Transcribed page data:

---------------

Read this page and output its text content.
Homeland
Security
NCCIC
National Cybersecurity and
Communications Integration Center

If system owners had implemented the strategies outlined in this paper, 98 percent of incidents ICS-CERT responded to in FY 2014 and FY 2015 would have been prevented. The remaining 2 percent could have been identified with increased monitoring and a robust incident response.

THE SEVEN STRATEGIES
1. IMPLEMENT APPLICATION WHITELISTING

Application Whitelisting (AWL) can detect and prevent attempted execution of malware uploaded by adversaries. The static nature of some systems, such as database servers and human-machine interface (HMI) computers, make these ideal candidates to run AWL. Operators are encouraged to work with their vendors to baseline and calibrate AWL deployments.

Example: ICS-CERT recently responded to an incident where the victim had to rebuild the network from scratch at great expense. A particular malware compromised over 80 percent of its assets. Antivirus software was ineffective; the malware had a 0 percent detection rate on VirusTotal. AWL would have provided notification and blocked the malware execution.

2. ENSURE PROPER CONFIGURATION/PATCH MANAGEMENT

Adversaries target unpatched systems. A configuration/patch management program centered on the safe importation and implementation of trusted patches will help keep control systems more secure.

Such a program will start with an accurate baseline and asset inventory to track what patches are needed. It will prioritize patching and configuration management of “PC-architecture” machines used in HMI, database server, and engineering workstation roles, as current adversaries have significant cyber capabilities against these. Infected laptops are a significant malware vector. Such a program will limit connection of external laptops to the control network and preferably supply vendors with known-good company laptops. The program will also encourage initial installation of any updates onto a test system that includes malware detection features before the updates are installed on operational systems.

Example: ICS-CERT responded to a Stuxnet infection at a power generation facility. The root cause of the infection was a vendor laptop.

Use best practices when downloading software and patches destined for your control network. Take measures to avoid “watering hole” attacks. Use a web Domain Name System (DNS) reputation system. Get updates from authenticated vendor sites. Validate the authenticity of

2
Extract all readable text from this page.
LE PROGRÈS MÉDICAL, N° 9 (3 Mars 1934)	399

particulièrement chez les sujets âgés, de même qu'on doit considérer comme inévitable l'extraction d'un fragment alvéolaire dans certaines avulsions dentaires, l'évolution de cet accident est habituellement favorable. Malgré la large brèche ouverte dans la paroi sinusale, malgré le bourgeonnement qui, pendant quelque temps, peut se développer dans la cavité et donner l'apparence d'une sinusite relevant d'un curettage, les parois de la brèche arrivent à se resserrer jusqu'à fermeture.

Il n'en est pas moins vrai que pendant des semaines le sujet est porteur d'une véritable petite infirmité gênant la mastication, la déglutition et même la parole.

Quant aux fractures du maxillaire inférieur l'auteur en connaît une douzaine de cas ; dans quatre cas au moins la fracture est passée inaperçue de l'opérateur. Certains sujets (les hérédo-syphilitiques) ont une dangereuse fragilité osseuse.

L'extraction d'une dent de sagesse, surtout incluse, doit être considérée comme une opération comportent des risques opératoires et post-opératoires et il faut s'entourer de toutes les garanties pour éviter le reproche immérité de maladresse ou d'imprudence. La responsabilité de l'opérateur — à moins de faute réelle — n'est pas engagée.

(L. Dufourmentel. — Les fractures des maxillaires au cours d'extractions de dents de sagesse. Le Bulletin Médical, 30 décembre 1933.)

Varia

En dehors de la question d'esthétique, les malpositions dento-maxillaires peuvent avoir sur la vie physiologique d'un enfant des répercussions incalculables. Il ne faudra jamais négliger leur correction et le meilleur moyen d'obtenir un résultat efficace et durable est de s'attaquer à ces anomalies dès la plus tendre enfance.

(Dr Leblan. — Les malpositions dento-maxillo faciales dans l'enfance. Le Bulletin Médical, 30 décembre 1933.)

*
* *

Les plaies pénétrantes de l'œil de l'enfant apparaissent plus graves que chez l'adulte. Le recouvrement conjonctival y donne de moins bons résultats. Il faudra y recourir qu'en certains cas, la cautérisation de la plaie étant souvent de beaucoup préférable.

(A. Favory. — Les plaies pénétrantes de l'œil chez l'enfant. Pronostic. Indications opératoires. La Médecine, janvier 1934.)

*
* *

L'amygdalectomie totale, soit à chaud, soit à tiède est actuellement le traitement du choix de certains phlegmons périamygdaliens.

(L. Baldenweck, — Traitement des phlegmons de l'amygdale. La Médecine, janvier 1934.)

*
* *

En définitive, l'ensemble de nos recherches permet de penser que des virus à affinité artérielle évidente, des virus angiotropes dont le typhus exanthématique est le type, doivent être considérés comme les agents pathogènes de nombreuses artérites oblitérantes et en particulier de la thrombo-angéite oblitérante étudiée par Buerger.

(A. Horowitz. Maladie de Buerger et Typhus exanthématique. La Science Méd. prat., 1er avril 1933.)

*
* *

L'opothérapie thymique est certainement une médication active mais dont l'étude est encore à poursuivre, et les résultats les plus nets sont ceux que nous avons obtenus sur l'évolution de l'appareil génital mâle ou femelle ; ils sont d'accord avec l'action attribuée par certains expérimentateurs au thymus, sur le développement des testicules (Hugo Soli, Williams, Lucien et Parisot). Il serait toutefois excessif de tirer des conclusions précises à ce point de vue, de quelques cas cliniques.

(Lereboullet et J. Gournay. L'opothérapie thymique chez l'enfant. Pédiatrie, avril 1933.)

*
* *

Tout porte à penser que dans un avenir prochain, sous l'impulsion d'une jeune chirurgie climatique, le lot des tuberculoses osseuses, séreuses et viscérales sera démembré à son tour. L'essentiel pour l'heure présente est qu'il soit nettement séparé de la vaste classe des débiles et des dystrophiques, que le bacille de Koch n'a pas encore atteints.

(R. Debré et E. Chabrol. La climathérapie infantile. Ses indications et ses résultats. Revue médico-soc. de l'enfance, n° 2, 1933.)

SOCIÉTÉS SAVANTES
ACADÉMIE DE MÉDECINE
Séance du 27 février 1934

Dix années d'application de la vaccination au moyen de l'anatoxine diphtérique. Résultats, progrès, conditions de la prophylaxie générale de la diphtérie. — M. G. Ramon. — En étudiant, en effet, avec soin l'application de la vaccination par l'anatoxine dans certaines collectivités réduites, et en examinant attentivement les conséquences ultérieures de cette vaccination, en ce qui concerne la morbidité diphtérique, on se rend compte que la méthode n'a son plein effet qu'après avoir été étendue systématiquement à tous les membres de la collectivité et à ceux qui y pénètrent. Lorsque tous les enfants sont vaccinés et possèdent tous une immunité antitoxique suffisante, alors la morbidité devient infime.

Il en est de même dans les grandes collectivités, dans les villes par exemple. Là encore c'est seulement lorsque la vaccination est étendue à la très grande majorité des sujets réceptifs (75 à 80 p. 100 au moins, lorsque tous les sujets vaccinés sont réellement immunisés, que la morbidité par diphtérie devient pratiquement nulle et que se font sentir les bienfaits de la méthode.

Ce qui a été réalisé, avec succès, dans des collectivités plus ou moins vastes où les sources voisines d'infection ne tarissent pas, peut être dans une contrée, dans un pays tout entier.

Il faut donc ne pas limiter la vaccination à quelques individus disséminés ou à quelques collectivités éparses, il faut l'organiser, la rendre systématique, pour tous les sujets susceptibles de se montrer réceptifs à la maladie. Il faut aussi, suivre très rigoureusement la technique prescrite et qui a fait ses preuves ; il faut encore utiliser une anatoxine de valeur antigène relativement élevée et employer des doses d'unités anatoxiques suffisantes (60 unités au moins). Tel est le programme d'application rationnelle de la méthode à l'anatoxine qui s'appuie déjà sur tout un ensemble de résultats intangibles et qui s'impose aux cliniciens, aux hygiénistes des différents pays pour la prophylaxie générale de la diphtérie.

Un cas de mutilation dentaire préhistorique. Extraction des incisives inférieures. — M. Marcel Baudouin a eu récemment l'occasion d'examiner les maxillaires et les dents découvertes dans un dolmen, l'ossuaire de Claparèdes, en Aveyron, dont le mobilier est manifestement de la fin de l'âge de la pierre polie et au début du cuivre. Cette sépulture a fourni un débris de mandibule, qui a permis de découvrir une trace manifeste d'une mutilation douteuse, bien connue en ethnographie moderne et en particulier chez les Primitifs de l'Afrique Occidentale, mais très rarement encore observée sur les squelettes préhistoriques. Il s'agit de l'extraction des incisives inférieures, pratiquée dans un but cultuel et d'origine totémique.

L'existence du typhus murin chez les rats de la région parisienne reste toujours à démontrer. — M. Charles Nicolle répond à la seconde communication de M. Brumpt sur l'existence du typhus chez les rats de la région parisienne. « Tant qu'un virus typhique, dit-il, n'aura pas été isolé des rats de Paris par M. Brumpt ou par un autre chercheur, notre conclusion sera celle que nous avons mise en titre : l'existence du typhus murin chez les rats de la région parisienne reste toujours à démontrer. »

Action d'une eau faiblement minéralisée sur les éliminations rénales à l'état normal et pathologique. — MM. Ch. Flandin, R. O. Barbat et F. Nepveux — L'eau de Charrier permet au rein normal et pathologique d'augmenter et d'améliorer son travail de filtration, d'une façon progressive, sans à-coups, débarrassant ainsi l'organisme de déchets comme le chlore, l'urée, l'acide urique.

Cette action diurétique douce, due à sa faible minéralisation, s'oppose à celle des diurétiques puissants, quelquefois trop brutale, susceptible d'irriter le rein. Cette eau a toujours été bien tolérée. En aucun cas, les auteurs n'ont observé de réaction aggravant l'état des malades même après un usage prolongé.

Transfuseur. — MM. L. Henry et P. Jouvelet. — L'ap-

---------------

• **How to complete this task**
From the data, list each line in which the string "control" appears.

• **Exercise result**
Adversaries target unpatched systems. A configuration/patch management program centered on the safe importation and implementation of trusted patches will help keep control systems more secure.
Such a program will start with an accurate baseline and asset inventory to track what patches are needed. It will prioritize patching and configuration management of “PC-architecture” machines used in HMI, database server, and engineering workstation roles, as current adversaries have significant cyber capabilities against these. Infected laptops are a significant malware vector. Such a program will limit connection of external laptops to the control network and preferably supply vendors with known-good company laptops. The program will also encourage initial installation of any updates onto a test system that includes malware detection features before the updates are installed on operational systems.
Use best practices when downloading software and patches destined for your control network. Take measures to avoid “watering hole” attacks. Use a web Domain Name System (DNS) reputation system. Get updates from authenticated vendor sites. Validate the authenticity of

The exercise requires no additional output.